-- begin Data for this exercise --
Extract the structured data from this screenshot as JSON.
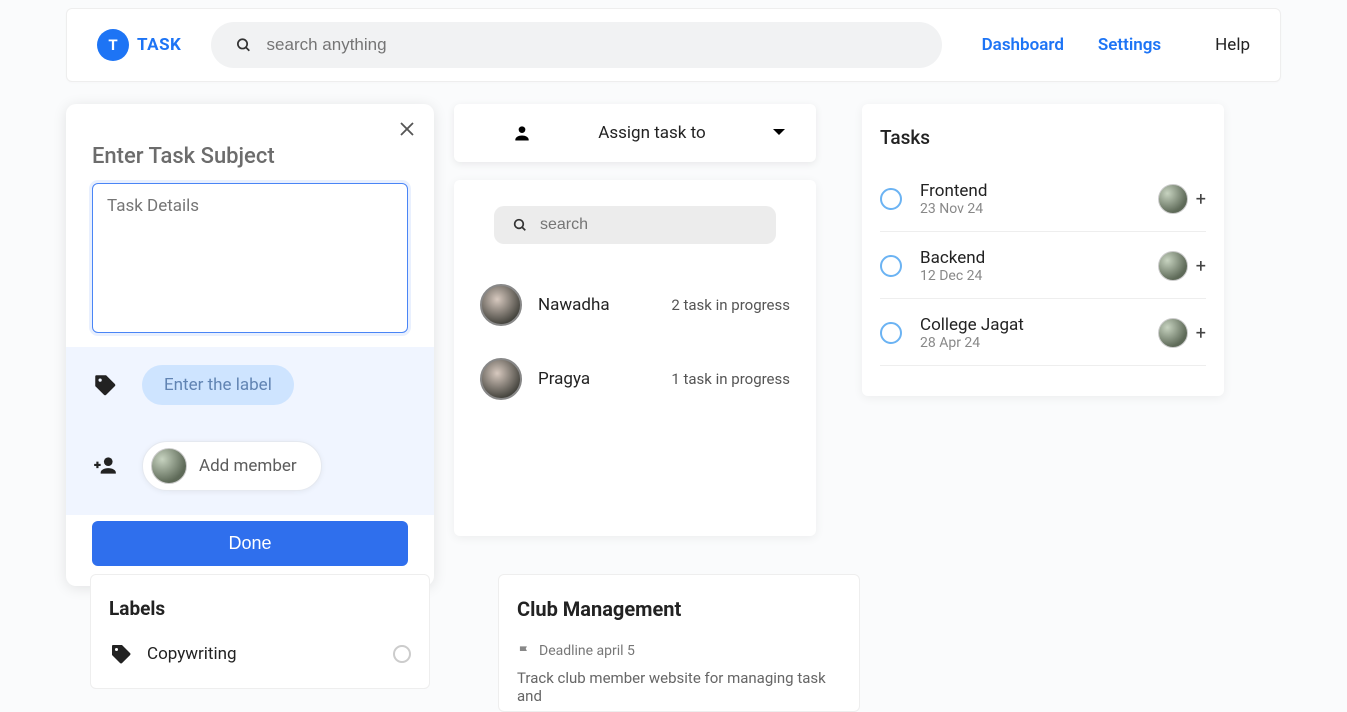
{
  "header": {
    "logo_badge": "T",
    "logo_text": "TASK",
    "search_placeholder": "search anything",
    "nav": {
      "dashboard": "Dashboard",
      "settings": "Settings",
      "help": "Help"
    }
  },
  "task_form": {
    "title": "Enter Task Subject",
    "details_placeholder": "Task Details",
    "label_placeholder": "Enter the label",
    "add_member": "Add member",
    "done": "Done"
  },
  "assign": {
    "dropdown_label": "Assign task to",
    "search_placeholder": "search",
    "people": [
      {
        "name": "Nawadha",
        "meta": "2 task in progress"
      },
      {
        "name": "Pragya",
        "meta": "1 task in progress"
      }
    ]
  },
  "tasks": {
    "heading": "Tasks",
    "items": [
      {
        "name": "Frontend",
        "date": "23 Nov 24"
      },
      {
        "name": "Backend",
        "date": "12 Dec 24"
      },
      {
        "name": "College Jagat",
        "date": "28 Apr 24"
      }
    ]
  },
  "labels": {
    "heading": "Labels",
    "items": [
      "Copywriting"
    ]
  },
  "club": {
    "heading": "Club Management",
    "deadline": "Deadline april 5",
    "desc": "Track club member website for managing task and"
  }
}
-- end Data for this exercise --
What you should do:
Repeat the data above exactly, but not the pictures.

Problem solution:
Extract the structured data from this screenshot as JSON.
{
  "header": {
    "logo_badge": "T",
    "logo_text": "TASK",
    "search_placeholder": "search anything",
    "nav": {
      "dashboard": "Dashboard",
      "settings": "Settings",
      "help": "Help"
    }
  },
  "task_form": {
    "title": "Enter Task Subject",
    "details_placeholder": "Task Details",
    "label_placeholder": "Enter the label",
    "add_member": "Add member",
    "done": "Done"
  },
  "assign": {
    "dropdown_label": "Assign task to",
    "search_placeholder": "search",
    "people": [
      {
        "name": "Nawadha",
        "meta": "2 task in progress"
      },
      {
        "name": "Pragya",
        "meta": "1 task in progress"
      }
    ]
  },
  "tasks": {
    "heading": "Tasks",
    "items": [
      {
        "name": "Frontend",
        "date": "23 Nov 24"
      },
      {
        "name": "Backend",
        "date": "12 Dec 24"
      },
      {
        "name": "College Jagat",
        "date": "28 Apr 24"
      }
    ]
  },
  "labels": {
    "heading": "Labels",
    "items": [
      "Copywriting"
    ]
  },
  "club": {
    "heading": "Club Management",
    "deadline": "Deadline april 5",
    "desc": "Track club member website for managing task and"
  }
}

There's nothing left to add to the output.